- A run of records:
** Start **

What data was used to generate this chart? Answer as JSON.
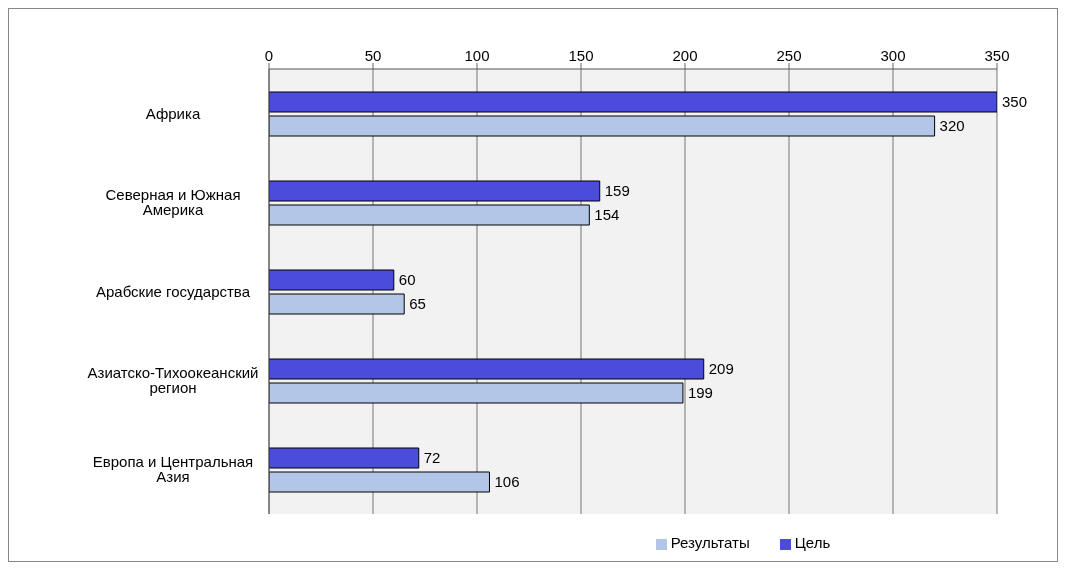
{
  "chart_data": {
    "type": "bar",
    "orientation": "horizontal",
    "categories": [
      "Африка",
      "Северная и Южная Америка",
      "Арабские государства",
      "Азиатско-Тихоокеанский регион",
      "Европа и Центральная Азия"
    ],
    "series": [
      {
        "name": "Цель",
        "color": "#4b4bdc",
        "values": [
          350,
          159,
          60,
          209,
          72
        ]
      },
      {
        "name": "Результаты",
        "color": "#b4c6e7",
        "values": [
          320,
          154,
          65,
          199,
          106
        ]
      }
    ],
    "xlim": [
      0,
      350
    ],
    "xticks": [
      0,
      50,
      100,
      150,
      200,
      250,
      300,
      350
    ],
    "grid": "x",
    "legend": "bottom",
    "data_labels": true
  }
}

** End **

- WORK TO DO: Go back to the records above and write them out exactly, without the pictures.

- EXPECTED ANSWER:
What data was used to generate this chart? Answer as JSON.
{
  "chart_data": {
    "type": "bar",
    "orientation": "horizontal",
    "categories": [
      "Африка",
      "Северная и Южная Америка",
      "Арабские государства",
      "Азиатско-Тихоокеанский регион",
      "Европа и Центральная Азия"
    ],
    "series": [
      {
        "name": "Цель",
        "color": "#4b4bdc",
        "values": [
          350,
          159,
          60,
          209,
          72
        ]
      },
      {
        "name": "Результаты",
        "color": "#b4c6e7",
        "values": [
          320,
          154,
          65,
          199,
          106
        ]
      }
    ],
    "xlim": [
      0,
      350
    ],
    "xticks": [
      0,
      50,
      100,
      150,
      200,
      250,
      300,
      350
    ],
    "grid": "x",
    "legend": "bottom",
    "data_labels": true
  }
}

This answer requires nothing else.